• Extracted material:
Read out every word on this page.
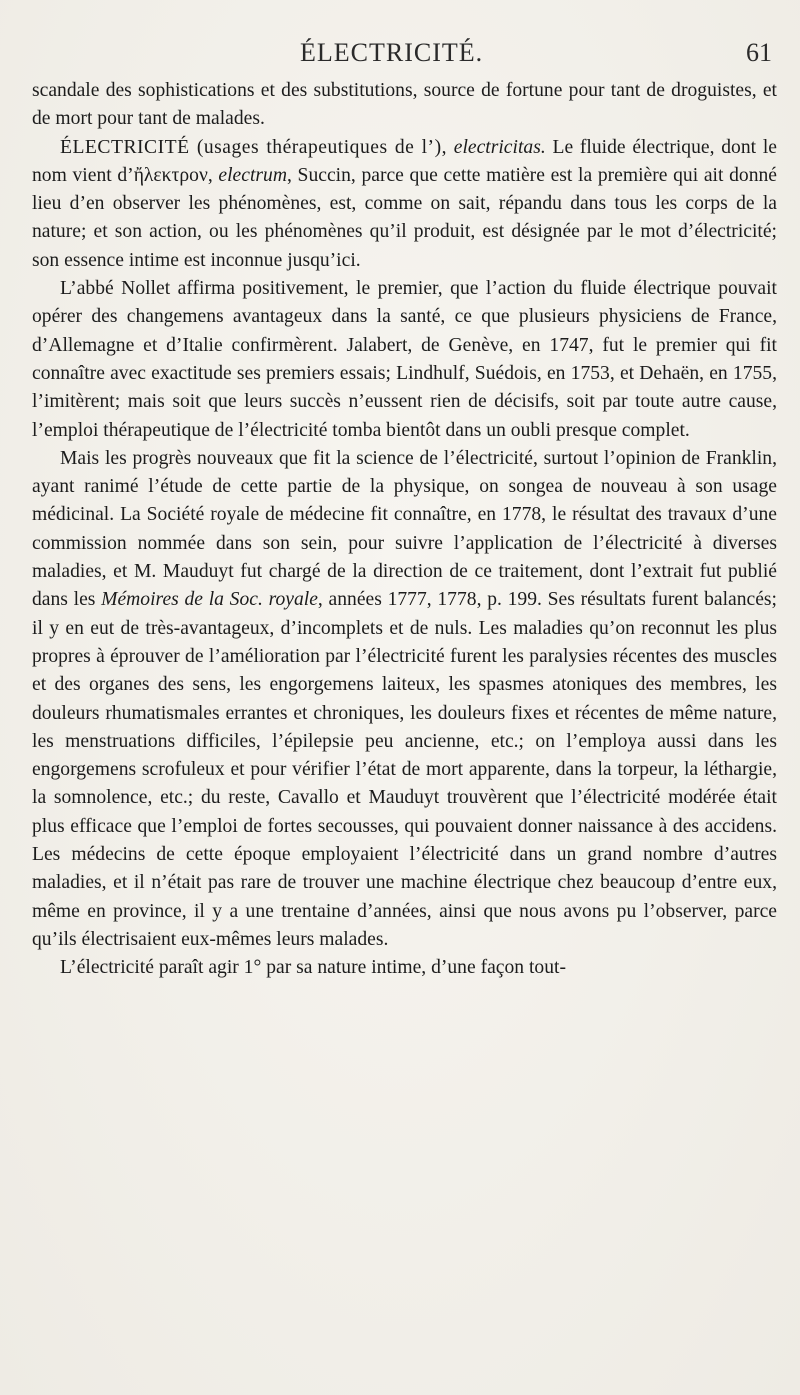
ÉLECTRICITÉ.	61

scandale des sophistications et des substitutions, source de fortune pour tant de droguistes, et de mort pour tant de malades.

ÉLECTRICITÉ (usages thérapeutiques de l’), electricitas. Le fluide électrique, dont le nom vient d’ἤλεκτρον, electrum, Succin, parce que cette matière est la première qui ait donné lieu d’en observer les phénomènes, est, comme on sait, répandu dans tous les corps de la nature; et son action, ou les phénomènes qu’il produit, est désignée par le mot d’électricité; son essence intime est inconnue jusqu’ici.

L’abbé Nollet affirma positivement, le premier, que l’action du fluide électrique pouvait opérer des changemens avantageux dans la santé, ce que plusieurs physiciens de France, d’Allemagne et d’Italie confirmèrent. Jalabert, de Genève, en 1747, fut le premier qui fit connaître avec exactitude ses premiers essais; Lindhulf, Suédois, en 1753, et Dehaën, en 1755, l’imitèrent; mais soit que leurs succès n’eussent rien de décisifs, soit par toute autre cause, l’emploi thérapeutique de l’électricité tomba bientôt dans un oubli presque complet.

Mais les progrès nouveaux que fit la science de l’électricité, surtout l’opinion de Franklin, ayant ranimé l’étude de cette partie de la physique, on songea de nouveau à son usage médicinal. La Société royale de médecine fit connaître, en 1778, le résultat des travaux d’une commission nommée dans son sein, pour suivre l’application de l’électricité à diverses maladies, et M. Mauduyt fut chargé de la direction de ce traitement, dont l’extrait fut publié dans les Mémoires de la Soc. royale, années 1777, 1778, p. 199. Ses résultats furent balancés; il y en eut de très-avantageux, d’incomplets et de nuls. Les maladies qu’on reconnut les plus propres à éprouver de l’amélioration par l’électricité furent les paralysies récentes des muscles et des organes des sens, les engorgemens laiteux, les spasmes atoniques des membres, les douleurs rhumatismales errantes et chroniques, les douleurs fixes et récentes de même nature, les menstruations difficiles, l’épilepsie peu ancienne, etc.; on l’employa aussi dans les engorgemens scrofuleux et pour vérifier l’état de mort apparente, dans la torpeur, la léthargie, la somnolence, etc.; du reste, Cavallo et Mauduyt trouvèrent que l’électricité modérée était plus efficace que l’emploi de fortes secousses, qui pouvaient donner naissance à des accidens. Les médecins de cette époque employaient l’électricité dans un grand nombre d’autres maladies, et il n’était pas rare de trouver une machine électrique chez beaucoup d’entre eux, même en province, il y a une trentaine d’années, ainsi que nous avons pu l’observer, parce qu’ils électrisaient eux-mêmes leurs malades.

L’électricité paraît agir 1° par sa nature intime, d’une façon tout-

• Job: Return every line containing "intime".

• The result:
ÉLECTRICITÉ (usages thérapeutiques de l’), electricitas. Le fluide électrique, dont le nom vient d’ἤλεκτρον, electrum, Succin, parce que cette matière est la première qui ait donné lieu d’en observer les phénomènes, est, comme on sait, répandu dans tous les corps de la nature; et son action, ou les phénomènes qu’il produit, est désignée par le mot d’électricité; son essence intime est inconnue jusqu’ici.
L’électricité paraît agir 1° par sa nature intime, d’une façon tout-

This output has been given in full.